* YOUR TASK *
Reproduce the material between the line containing "Patent image size: (956, 1237)." and the line containing "The V-shaped notch 25 is at (210, 495).", inclusive, changing "soft resin" to "flexible resin" and leaving everything else untouched.

* RECORDS SUPPLIED *
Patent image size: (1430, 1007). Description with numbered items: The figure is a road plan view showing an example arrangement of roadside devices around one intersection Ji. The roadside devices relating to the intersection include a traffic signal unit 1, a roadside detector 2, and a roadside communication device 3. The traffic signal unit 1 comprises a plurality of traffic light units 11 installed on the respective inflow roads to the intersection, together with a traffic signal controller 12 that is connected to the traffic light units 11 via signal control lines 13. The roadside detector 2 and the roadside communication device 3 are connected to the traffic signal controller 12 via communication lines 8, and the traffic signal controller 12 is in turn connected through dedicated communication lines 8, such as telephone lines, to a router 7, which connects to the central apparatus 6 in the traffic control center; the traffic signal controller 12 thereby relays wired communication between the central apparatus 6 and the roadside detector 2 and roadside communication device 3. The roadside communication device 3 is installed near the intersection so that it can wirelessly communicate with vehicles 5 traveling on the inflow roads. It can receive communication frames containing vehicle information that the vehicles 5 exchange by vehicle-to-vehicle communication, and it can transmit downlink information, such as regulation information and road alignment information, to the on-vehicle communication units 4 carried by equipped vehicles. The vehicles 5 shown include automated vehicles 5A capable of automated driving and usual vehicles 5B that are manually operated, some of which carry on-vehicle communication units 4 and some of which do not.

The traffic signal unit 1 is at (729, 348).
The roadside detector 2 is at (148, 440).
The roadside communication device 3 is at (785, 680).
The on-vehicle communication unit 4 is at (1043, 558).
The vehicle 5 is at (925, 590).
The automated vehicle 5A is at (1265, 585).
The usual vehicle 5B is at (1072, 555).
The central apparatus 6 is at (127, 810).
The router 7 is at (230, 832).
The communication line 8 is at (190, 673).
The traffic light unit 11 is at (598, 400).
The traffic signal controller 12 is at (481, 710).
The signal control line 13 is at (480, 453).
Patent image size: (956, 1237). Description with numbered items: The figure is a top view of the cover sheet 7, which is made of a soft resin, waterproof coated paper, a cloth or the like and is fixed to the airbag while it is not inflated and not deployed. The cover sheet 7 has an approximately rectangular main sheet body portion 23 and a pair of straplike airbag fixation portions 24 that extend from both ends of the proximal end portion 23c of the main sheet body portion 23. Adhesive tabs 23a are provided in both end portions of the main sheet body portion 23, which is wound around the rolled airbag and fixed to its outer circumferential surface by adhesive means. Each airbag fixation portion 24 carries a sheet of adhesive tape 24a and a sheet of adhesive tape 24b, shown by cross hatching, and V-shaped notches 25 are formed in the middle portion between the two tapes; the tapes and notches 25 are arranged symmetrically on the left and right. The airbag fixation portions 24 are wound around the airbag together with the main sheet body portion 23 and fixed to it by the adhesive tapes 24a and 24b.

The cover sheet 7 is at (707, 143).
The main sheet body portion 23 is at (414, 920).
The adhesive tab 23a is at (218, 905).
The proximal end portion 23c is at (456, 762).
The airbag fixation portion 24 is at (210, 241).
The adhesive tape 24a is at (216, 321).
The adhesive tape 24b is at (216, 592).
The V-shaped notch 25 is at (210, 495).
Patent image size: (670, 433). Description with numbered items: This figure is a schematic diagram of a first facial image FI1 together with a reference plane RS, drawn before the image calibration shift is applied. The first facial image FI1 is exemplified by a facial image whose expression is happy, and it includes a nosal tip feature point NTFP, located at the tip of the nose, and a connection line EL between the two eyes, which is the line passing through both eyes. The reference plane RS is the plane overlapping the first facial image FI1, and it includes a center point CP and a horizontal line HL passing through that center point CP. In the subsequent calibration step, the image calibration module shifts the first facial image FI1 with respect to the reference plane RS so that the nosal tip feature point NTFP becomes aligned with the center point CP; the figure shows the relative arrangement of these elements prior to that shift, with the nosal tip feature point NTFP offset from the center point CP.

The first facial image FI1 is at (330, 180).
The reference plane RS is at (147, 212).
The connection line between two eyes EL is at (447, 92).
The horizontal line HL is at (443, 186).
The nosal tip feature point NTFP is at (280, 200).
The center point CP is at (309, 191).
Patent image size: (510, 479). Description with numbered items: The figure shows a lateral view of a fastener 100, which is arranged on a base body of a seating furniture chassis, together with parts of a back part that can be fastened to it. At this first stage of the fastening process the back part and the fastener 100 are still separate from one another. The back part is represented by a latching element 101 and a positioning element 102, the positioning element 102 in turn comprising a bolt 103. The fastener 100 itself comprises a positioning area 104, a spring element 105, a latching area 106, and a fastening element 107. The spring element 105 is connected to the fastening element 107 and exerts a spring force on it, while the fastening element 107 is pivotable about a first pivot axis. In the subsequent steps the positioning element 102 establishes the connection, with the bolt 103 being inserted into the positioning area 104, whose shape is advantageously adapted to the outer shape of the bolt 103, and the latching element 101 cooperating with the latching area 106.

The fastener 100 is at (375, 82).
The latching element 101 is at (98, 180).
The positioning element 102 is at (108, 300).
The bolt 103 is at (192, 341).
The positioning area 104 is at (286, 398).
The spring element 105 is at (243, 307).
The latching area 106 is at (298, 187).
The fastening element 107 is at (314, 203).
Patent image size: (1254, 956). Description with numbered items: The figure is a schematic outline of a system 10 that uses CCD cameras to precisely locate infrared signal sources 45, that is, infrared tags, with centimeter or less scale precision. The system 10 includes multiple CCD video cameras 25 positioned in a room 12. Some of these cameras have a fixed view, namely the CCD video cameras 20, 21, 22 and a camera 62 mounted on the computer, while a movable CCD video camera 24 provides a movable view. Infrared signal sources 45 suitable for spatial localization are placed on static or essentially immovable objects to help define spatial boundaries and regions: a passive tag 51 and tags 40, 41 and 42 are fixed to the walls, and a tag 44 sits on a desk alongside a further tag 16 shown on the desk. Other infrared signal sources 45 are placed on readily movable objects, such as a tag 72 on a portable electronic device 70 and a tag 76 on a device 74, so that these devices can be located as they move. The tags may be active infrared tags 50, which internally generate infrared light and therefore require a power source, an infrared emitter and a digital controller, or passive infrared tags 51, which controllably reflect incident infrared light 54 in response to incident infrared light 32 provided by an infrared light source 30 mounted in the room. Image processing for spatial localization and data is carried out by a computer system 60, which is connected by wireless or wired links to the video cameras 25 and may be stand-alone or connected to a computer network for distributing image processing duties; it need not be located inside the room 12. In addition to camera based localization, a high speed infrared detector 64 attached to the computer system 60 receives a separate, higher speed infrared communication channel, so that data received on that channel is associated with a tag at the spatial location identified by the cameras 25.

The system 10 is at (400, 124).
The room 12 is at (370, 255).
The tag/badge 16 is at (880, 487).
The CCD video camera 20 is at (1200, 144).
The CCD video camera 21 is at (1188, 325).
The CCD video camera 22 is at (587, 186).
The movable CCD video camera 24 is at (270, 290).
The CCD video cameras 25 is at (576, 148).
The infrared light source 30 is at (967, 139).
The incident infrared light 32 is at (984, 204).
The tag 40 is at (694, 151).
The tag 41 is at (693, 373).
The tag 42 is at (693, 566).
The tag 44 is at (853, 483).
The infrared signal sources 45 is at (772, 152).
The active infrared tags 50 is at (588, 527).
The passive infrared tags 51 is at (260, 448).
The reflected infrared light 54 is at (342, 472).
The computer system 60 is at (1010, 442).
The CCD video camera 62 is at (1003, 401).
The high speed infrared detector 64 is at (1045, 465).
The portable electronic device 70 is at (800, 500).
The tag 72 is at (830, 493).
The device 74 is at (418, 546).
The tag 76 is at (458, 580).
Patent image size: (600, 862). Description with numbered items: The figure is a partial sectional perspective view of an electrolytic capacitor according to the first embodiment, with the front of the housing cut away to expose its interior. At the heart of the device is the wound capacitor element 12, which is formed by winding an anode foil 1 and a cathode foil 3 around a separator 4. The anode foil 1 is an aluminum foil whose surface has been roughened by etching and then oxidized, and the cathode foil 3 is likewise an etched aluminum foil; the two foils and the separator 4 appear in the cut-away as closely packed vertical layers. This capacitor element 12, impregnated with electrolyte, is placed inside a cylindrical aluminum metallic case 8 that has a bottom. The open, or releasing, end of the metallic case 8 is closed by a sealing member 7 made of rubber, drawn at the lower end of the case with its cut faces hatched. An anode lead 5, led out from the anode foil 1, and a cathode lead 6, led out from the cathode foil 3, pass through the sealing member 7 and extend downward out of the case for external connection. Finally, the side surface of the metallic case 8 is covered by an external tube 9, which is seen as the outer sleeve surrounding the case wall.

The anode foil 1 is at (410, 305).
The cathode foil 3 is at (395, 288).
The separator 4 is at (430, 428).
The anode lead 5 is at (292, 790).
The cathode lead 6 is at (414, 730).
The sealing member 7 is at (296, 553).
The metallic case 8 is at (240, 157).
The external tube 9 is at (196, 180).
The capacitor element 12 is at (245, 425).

* RESULT FOR THIS TASK *
Patent image size: (956, 1237). Description with numbered items: The figure is a top view of the cover sheet 7, which is made of a flexible resin, waterproof coated paper, a cloth or the like and is fixed to the airbag while it is not inflated and not deployed. The cover sheet 7 has an approximately rectangular main sheet body portion 23 and a pair of straplike airbag fixation portions 24 that extend from both ends of the proximal end portion 23c of the main sheet body portion 23. Adhesive tabs 23a are provided in both end portions of the main sheet body portion 23, which is wound around the rolled airbag and fixed to its outer circumferential surface by adhesive means. Each airbag fixation portion 24 carries a sheet of adhesive tape 24a and a sheet of adhesive tape 24b, shown by cross hatching, and V-shaped notches 25 are formed in the middle portion between the two tapes; the tapes and notches 25 are arranged symmetrically on the left and right. The airbag fixation portions 24 are wound around the airbag together with the main sheet body portion 23 and fixed to it by the adhesive tapes 24a and 24b.

The cover sheet 7 is at (707, 143).
The main sheet body portion 23 is at (414, 920).
The adhesive tab 23a is at (218, 905).
The proximal end portion 23c is at (456, 762).
The airbag fixation portion 24 is at (210, 241).
The adhesive tape 24a is at (216, 321).
The adhesive tape 24b is at (216, 592).
The V-shaped notch 25 is at (210, 495).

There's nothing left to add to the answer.